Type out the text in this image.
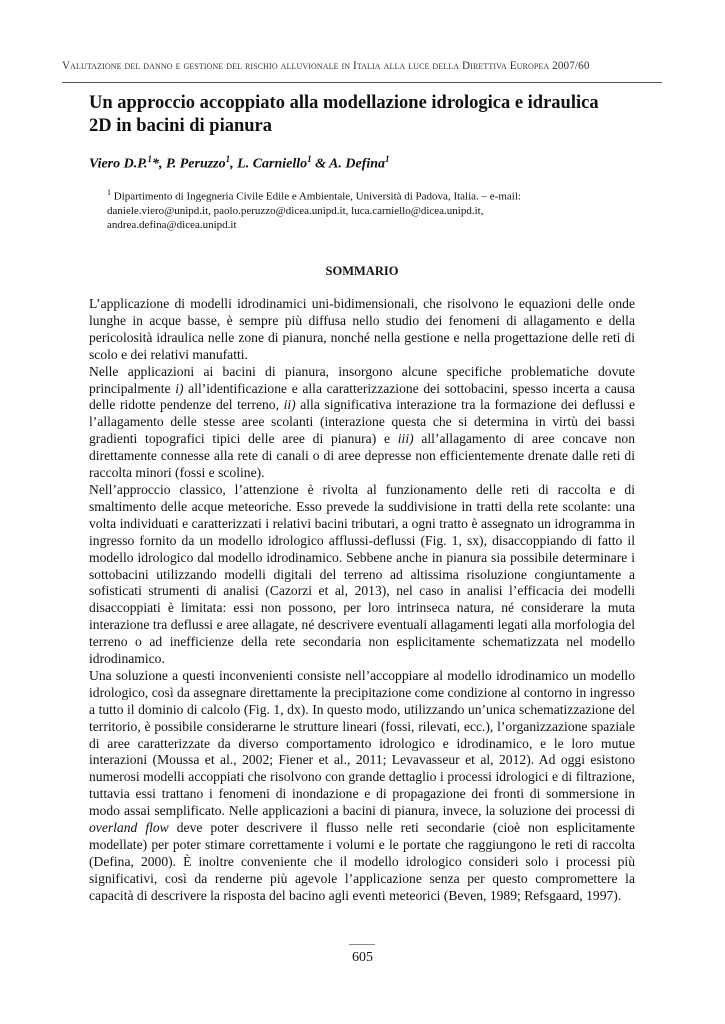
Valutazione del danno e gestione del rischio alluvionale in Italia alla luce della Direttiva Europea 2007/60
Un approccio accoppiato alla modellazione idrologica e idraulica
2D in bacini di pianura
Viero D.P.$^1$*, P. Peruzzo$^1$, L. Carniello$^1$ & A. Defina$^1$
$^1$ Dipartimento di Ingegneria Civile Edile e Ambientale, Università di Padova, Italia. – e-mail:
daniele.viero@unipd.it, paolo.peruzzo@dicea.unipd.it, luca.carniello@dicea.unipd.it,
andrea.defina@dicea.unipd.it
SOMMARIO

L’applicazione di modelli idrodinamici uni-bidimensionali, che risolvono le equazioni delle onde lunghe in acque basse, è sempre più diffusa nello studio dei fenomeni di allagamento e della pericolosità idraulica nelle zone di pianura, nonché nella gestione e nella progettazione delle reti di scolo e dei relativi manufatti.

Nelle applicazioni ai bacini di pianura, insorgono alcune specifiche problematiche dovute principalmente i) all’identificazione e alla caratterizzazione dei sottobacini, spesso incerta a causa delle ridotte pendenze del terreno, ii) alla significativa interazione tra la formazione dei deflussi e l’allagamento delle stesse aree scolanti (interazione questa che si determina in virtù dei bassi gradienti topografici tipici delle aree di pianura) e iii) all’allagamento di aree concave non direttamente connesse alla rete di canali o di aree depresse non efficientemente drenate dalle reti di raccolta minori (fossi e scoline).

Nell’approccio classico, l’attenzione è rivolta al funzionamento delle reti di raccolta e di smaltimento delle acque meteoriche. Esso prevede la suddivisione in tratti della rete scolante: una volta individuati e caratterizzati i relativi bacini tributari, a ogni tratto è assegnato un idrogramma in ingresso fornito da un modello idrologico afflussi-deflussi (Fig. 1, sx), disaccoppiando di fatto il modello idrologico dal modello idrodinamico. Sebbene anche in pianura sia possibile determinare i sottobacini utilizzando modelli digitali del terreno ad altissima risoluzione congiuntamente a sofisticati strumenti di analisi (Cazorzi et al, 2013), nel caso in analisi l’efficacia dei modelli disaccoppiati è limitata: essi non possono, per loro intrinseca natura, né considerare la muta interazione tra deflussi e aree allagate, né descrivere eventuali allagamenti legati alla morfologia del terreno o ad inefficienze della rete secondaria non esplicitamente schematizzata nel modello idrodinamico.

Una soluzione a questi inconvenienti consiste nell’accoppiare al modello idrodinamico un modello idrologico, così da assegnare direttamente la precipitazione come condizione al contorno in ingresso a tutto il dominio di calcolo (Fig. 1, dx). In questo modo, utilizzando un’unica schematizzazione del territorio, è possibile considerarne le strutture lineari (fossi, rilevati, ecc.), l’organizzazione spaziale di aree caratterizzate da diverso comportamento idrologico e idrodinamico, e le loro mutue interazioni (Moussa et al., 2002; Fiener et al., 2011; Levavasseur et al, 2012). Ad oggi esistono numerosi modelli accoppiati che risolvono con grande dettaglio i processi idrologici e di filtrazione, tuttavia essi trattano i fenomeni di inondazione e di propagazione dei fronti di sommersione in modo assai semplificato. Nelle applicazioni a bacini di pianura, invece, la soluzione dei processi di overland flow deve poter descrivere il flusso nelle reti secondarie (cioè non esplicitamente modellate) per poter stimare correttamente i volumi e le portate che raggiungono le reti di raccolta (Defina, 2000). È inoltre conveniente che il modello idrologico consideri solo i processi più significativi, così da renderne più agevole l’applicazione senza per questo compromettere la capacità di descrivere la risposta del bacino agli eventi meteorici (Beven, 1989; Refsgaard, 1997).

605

** TASK PROMPT **
Copy out the lines that hold "idraulica".

** WRITTEN RESPONSE **
Un approccio accoppiato alla modellazione idrologica e idraulica
L’applicazione di modelli idrodinamici uni-bidimensionali, che risolvono le equazioni delle onde lunghe in acque basse, è sempre più diffusa nello studio dei fenomeni di allagamento e della pericolosità idraulica nelle zone di pianura, nonché nella gestione e nella progettazione delle reti di scolo e dei relativi manufatti.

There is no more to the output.